MATERIAL PROVIDED
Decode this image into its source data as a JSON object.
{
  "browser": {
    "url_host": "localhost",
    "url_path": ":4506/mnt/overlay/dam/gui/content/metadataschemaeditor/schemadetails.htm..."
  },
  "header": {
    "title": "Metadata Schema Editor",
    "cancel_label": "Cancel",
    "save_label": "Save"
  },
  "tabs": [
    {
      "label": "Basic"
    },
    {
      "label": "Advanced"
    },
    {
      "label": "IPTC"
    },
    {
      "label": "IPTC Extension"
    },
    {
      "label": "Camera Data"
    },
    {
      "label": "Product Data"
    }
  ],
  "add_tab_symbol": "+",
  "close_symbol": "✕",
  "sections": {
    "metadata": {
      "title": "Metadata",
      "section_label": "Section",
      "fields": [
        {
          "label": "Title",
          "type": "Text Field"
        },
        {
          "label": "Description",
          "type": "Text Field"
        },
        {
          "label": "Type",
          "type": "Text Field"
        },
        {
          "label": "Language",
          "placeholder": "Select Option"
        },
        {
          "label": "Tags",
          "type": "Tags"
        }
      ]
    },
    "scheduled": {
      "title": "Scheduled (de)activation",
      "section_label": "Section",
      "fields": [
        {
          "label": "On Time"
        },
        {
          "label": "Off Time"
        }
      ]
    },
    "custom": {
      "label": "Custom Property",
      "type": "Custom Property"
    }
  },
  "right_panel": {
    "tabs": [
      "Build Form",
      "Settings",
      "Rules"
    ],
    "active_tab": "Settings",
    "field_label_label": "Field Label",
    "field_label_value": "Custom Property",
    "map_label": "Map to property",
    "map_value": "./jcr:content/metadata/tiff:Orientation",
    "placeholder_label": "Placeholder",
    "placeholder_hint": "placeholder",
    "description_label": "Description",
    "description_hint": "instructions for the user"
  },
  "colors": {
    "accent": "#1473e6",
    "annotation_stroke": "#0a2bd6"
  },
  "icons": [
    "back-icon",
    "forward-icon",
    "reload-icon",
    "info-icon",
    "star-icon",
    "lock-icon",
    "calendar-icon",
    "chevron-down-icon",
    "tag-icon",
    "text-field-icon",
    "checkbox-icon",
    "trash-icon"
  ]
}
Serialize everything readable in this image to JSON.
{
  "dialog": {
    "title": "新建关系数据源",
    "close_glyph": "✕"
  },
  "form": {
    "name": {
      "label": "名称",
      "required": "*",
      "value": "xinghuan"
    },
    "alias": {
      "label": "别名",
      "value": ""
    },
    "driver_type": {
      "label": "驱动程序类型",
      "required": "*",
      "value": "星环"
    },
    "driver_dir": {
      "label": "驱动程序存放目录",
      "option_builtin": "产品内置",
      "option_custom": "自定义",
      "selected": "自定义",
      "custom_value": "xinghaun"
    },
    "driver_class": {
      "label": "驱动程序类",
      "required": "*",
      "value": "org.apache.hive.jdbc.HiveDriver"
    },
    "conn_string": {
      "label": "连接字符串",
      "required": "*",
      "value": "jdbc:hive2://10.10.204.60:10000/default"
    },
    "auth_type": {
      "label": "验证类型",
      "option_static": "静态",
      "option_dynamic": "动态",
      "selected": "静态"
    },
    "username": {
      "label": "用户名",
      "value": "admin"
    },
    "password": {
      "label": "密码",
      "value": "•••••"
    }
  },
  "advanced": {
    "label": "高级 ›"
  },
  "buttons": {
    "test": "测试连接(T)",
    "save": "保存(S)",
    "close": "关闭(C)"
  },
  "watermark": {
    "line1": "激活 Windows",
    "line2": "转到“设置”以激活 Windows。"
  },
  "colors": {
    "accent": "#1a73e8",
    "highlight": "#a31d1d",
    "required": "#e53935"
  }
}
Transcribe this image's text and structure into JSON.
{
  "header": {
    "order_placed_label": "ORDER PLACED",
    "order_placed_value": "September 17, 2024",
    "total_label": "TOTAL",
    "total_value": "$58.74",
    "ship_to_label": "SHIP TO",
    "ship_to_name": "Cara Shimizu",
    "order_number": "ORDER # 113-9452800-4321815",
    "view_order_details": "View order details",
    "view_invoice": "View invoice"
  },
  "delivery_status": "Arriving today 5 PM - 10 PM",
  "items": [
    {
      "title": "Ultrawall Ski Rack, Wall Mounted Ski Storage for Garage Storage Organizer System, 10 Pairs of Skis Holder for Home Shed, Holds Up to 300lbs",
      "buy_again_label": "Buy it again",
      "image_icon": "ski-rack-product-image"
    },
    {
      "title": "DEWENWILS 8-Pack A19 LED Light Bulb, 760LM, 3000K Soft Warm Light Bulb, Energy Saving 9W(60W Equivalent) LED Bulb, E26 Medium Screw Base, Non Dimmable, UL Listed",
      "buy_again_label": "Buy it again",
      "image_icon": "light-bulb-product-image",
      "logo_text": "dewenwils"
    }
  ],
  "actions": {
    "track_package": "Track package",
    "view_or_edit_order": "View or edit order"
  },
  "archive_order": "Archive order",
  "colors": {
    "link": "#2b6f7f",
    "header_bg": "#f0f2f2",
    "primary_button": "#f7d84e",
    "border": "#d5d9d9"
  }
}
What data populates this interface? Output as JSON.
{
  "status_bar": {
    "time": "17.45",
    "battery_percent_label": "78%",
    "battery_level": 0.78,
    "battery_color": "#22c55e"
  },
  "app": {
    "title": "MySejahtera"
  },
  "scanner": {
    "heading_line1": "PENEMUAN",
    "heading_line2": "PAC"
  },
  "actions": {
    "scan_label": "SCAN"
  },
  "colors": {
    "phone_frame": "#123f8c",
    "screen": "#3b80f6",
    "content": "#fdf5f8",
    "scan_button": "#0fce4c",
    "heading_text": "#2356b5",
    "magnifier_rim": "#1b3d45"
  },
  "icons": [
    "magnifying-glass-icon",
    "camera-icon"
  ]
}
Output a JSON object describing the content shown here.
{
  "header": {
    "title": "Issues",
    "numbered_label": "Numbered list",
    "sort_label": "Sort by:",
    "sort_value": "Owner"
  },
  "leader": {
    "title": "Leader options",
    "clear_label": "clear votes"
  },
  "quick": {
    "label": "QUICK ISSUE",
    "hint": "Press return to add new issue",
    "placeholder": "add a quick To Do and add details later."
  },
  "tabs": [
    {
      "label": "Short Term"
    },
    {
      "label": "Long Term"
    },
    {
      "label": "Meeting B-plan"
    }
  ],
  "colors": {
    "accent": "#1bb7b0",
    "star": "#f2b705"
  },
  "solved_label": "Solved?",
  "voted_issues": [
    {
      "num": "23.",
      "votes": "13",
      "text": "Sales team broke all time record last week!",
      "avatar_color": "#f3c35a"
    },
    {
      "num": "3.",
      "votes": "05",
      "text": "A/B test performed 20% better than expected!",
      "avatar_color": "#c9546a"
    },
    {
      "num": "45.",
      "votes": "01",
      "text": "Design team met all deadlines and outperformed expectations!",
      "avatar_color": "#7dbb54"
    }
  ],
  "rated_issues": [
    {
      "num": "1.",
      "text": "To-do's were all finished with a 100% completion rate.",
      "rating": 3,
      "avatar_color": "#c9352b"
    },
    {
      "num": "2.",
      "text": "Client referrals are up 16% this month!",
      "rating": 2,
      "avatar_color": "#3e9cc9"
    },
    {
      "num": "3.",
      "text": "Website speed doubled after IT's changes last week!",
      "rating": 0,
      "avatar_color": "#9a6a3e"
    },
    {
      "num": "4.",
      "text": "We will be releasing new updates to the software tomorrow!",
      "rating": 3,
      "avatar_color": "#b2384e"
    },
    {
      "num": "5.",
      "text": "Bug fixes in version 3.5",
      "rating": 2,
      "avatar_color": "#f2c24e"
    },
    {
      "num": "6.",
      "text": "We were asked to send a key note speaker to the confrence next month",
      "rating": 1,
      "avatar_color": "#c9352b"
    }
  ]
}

REQUIRED WORK
Copy out all lines where the word "test" appears.

SOLUTION
    "test": "测试连接(T)",
      "text": "A/B test performed 20% better than expected!",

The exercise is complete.